Written task ->
Give the number of lines that hold the string "Diacylglycerols". Nothing else is needed.

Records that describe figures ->

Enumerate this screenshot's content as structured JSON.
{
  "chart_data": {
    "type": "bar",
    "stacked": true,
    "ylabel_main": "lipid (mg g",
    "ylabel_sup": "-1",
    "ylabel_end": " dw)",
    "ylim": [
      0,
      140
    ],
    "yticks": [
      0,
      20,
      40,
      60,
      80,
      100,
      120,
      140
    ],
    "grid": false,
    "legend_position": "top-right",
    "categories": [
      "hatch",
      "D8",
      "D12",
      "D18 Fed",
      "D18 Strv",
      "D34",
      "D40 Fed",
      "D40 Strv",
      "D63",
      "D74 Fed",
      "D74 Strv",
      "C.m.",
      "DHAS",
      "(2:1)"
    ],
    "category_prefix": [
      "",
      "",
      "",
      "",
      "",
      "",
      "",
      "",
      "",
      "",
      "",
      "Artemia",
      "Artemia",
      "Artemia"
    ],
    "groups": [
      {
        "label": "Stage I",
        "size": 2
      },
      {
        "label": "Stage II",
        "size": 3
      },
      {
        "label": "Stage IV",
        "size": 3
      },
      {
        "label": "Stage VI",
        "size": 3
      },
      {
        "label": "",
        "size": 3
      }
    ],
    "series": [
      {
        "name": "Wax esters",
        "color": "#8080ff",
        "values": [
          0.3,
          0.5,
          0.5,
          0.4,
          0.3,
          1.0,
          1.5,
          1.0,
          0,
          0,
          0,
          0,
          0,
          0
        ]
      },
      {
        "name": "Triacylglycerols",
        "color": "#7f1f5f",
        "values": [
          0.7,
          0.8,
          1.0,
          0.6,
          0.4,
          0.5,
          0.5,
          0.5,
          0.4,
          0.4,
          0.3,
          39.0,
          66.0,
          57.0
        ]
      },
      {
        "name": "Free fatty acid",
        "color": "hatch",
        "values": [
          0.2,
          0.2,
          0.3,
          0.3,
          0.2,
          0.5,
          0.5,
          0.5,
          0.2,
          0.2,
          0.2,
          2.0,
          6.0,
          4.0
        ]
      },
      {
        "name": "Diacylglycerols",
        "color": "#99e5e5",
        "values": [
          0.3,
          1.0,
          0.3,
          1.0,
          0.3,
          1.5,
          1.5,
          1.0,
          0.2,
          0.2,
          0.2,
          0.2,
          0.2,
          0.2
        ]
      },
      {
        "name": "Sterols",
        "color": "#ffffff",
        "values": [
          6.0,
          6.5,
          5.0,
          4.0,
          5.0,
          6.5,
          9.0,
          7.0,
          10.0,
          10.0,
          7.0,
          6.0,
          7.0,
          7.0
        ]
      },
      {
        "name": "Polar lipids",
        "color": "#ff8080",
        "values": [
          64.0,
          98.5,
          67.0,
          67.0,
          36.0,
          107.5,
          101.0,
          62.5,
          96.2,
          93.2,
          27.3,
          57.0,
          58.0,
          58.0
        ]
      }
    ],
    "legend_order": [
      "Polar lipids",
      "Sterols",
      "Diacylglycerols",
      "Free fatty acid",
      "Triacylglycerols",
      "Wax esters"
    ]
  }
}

Result of this exercise ->
2